-- BEGIN PROVIDED MATERIAL --
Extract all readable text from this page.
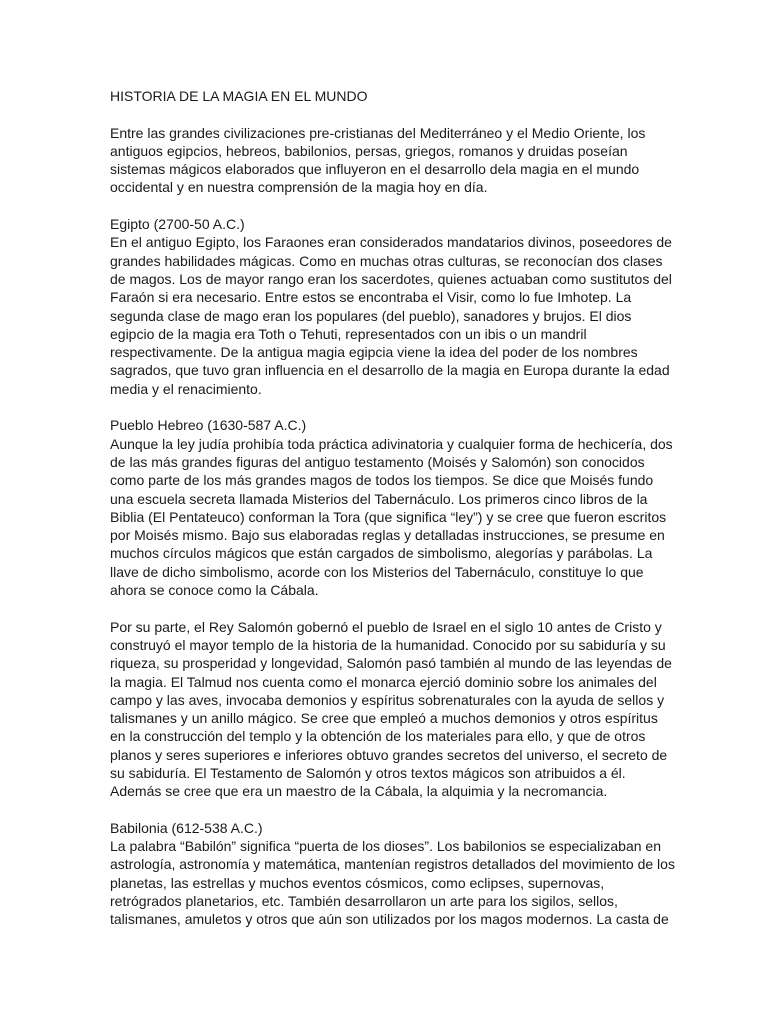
HISTORIA DE LA MAGIA EN EL MUNDO

Entre las grandes civilizaciones pre-cristianas del Mediterráneo y el Medio Oriente, los
antiguos egipcios, hebreos, babilonios, persas, griegos, romanos y druidas poseían
sistemas mágicos elaborados que influyeron en el desarrollo dela magia en el mundo
occidental y en nuestra comprensión de la magia hoy en día.

Egipto (2700-50 A.C.)
En el antiguo Egipto, los Faraones eran considerados mandatarios divinos, poseedores de
grandes habilidades mágicas. Como en muchas otras culturas, se reconocían dos clases
de magos. Los de mayor rango eran los sacerdotes, quienes actuaban como sustitutos del
Faraón si era necesario. Entre estos se encontraba el Visir, como lo fue Imhotep. La
segunda clase de mago eran los populares (del pueblo), sanadores y brujos. El dios
egipcio de la magia era Toth o Tehuti, representados con un ibis o un mandril
respectivamente. De la antigua magia egipcia viene la idea del poder de los nombres
sagrados, que tuvo gran influencia en el desarrollo de la magia en Europa durante la edad
media y el renacimiento.

Pueblo Hebreo (1630-587 A.C.)
Aunque la ley judía prohibía toda práctica adivinatoria y cualquier forma de hechicería, dos
de las más grandes figuras del antiguo testamento (Moisés y Salomón) son conocidos
como parte de los más grandes magos de todos los tiempos. Se dice que Moisés fundo
una escuela secreta llamada Misterios del Tabernáculo. Los primeros cinco libros de la
Biblia (El Pentateuco) conforman la Tora (que significa “ley”) y se cree que fueron escritos
por Moisés mismo. Bajo sus elaboradas reglas y detalladas instrucciones, se presume en
muchos círculos mágicos que están cargados de simbolismo, alegorías y parábolas. La
llave de dicho simbolismo, acorde con los Misterios del Tabernáculo, constituye lo que
ahora se conoce como la Cábala.

Por su parte, el Rey Salomón gobernó el pueblo de Israel en el siglo 10 antes de Cristo y
construyó el mayor templo de la historia de la humanidad. Conocido por su sabiduría y su
riqueza, su prosperidad y longevidad, Salomón pasó también al mundo de las leyendas de
la magia. El Talmud nos cuenta como el monarca ejerció dominio sobre los animales del
campo y las aves, invocaba demonios y espíritus sobrenaturales con la ayuda de sellos y
talismanes y un anillo mágico. Se cree que empleó a muchos demonios y otros espíritus
en la construcción del templo y la obtención de los materiales para ello, y que de otros
planos y seres superiores e inferiores obtuvo grandes secretos del universo, el secreto de
su sabiduría. El Testamento de Salomón y otros textos mágicos son atribuidos a él.
Además se cree que era un maestro de la Cábala, la alquimia y la necromancia.

Babilonia (612-538 A.C.)
La palabra “Babilón” significa “puerta de los dioses”. Los babilonios se especializaban en
astrología, astronomía y matemática, mantenían registros detallados del movimiento de los
planetas, las estrellas y muchos eventos cósmicos, como eclipses, supernovas,
retrógrados planetarios, etc. También desarrollaron un arte para los sigilos, sellos,
talismanes, amuletos y otros que aún son utilizados por los magos modernos. La casta de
-- END PROVIDED MATERIAL --
#### JOB:
Above are records with pictures; repeat the records exactly and leave the pictures out.

#### FINAL RESULT:
Extract all readable text from this page.
HISTORIA DE LA MAGIA EN EL MUNDO

Entre las grandes civilizaciones pre-cristianas del Mediterráneo y el Medio Oriente, los
antiguos egipcios, hebreos, babilonios, persas, griegos, romanos y druidas poseían
sistemas mágicos elaborados que influyeron en el desarrollo dela magia en el mundo
occidental y en nuestra comprensión de la magia hoy en día.

Egipto (2700-50 A.C.)
En el antiguo Egipto, los Faraones eran considerados mandatarios divinos, poseedores de
grandes habilidades mágicas. Como en muchas otras culturas, se reconocían dos clases
de magos. Los de mayor rango eran los sacerdotes, quienes actuaban como sustitutos del
Faraón si era necesario. Entre estos se encontraba el Visir, como lo fue Imhotep. La
segunda clase de mago eran los populares (del pueblo), sanadores y brujos. El dios
egipcio de la magia era Toth o Tehuti, representados con un ibis o un mandril
respectivamente. De la antigua magia egipcia viene la idea del poder de los nombres
sagrados, que tuvo gran influencia en el desarrollo de la magia en Europa durante la edad
media y el renacimiento.

Pueblo Hebreo (1630-587 A.C.)
Aunque la ley judía prohibía toda práctica adivinatoria y cualquier forma de hechicería, dos
de las más grandes figuras del antiguo testamento (Moisés y Salomón) son conocidos
como parte de los más grandes magos de todos los tiempos. Se dice que Moisés fundo
una escuela secreta llamada Misterios del Tabernáculo. Los primeros cinco libros de la
Biblia (El Pentateuco) conforman la Tora (que significa “ley”) y se cree que fueron escritos
por Moisés mismo. Bajo sus elaboradas reglas y detalladas instrucciones, se presume en
muchos círculos mágicos que están cargados de simbolismo, alegorías y parábolas. La
llave de dicho simbolismo, acorde con los Misterios del Tabernáculo, constituye lo que
ahora se conoce como la Cábala.

Por su parte, el Rey Salomón gobernó el pueblo de Israel en el siglo 10 antes de Cristo y
construyó el mayor templo de la historia de la humanidad. Conocido por su sabiduría y su
riqueza, su prosperidad y longevidad, Salomón pasó también al mundo de las leyendas de
la magia. El Talmud nos cuenta como el monarca ejerció dominio sobre los animales del
campo y las aves, invocaba demonios y espíritus sobrenaturales con la ayuda de sellos y
talismanes y un anillo mágico. Se cree que empleó a muchos demonios y otros espíritus
en la construcción del templo y la obtención de los materiales para ello, y que de otros
planos y seres superiores e inferiores obtuvo grandes secretos del universo, el secreto de
su sabiduría. El Testamento de Salomón y otros textos mágicos son atribuidos a él.
Además se cree que era un maestro de la Cábala, la alquimia y la necromancia.

Babilonia (612-538 A.C.)
La palabra “Babilón” significa “puerta de los dioses”. Los babilonios se especializaban en
astrología, astronomía y matemática, mantenían registros detallados del movimiento de los
planetas, las estrellas y muchos eventos cósmicos, como eclipses, supernovas,
retrógrados planetarios, etc. También desarrollaron un arte para los sigilos, sellos,
talismanes, amuletos y otros que aún son utilizados por los magos modernos. La casta de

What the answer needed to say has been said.